__Written instruction__:
Each line that follows should be printed again exactly as it stands.

__Excerpted data__:
******************************

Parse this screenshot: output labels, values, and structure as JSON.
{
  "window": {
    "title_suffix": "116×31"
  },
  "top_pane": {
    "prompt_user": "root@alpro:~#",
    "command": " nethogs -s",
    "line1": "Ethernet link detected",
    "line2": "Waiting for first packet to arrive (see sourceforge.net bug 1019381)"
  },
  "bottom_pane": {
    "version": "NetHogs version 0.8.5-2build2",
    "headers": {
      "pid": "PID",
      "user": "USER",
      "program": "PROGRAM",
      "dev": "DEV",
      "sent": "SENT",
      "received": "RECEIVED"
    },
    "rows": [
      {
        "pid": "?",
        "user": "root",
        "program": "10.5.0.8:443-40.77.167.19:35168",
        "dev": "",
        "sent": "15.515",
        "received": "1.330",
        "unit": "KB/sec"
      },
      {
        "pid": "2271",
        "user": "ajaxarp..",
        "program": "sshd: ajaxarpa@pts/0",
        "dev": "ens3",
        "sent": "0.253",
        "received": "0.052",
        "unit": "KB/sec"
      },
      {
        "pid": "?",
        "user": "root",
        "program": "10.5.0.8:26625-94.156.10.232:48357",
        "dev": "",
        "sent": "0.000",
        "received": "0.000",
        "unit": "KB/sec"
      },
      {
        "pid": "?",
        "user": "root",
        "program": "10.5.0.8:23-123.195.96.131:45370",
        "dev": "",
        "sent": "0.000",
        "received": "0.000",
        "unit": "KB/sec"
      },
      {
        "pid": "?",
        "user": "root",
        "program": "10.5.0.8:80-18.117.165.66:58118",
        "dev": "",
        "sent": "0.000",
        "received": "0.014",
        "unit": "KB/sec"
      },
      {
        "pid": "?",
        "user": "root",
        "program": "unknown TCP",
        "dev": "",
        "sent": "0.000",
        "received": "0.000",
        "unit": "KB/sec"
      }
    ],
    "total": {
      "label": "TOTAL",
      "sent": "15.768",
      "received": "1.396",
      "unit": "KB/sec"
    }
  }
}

******************************

__Reply__:
Parse this screenshot: output labels, values, and structure as JSON.
{
  "window": {
    "title_suffix": "116×31"
  },
  "top_pane": {
    "prompt_user": "root@alpro:~#",
    "command": " nethogs -s",
    "line1": "Ethernet link detected",
    "line2": "Waiting for first packet to arrive (see sourceforge.net bug 1019381)"
  },
  "bottom_pane": {
    "version": "NetHogs version 0.8.5-2build2",
    "headers": {
      "pid": "PID",
      "user": "USER",
      "program": "PROGRAM",
      "dev": "DEV",
      "sent": "SENT",
      "received": "RECEIVED"
    },
    "rows": [
      {
        "pid": "?",
        "user": "root",
        "program": "10.5.0.8:443-40.77.167.19:35168",
        "dev": "",
        "sent": "15.515",
        "received": "1.330",
        "unit": "KB/sec"
      },
      {
        "pid": "2271",
        "user": "ajaxarp..",
        "program": "sshd: ajaxarpa@pts/0",
        "dev": "ens3",
        "sent": "0.253",
        "received": "0.052",
        "unit": "KB/sec"
      },
      {
        "pid": "?",
        "user": "root",
        "program": "10.5.0.8:26625-94.156.10.232:48357",
        "dev": "",
        "sent": "0.000",
        "received": "0.000",
        "unit": "KB/sec"
      },
      {
        "pid": "?",
        "user": "root",
        "program": "10.5.0.8:23-123.195.96.131:45370",
        "dev": "",
        "sent": "0.000",
        "received": "0.000",
        "unit": "KB/sec"
      },
      {
        "pid": "?",
        "user": "root",
        "program": "10.5.0.8:80-18.117.165.66:58118",
        "dev": "",
        "sent": "0.000",
        "received": "0.014",
        "unit": "KB/sec"
      },
      {
        "pid": "?",
        "user": "root",
        "program": "unknown TCP",
        "dev": "",
        "sent": "0.000",
        "received": "0.000",
        "unit": "KB/sec"
      }
    ],
    "total": {
      "label": "TOTAL",
      "sent": "15.768",
      "received": "1.396",
      "unit": "KB/sec"
    }
  }
}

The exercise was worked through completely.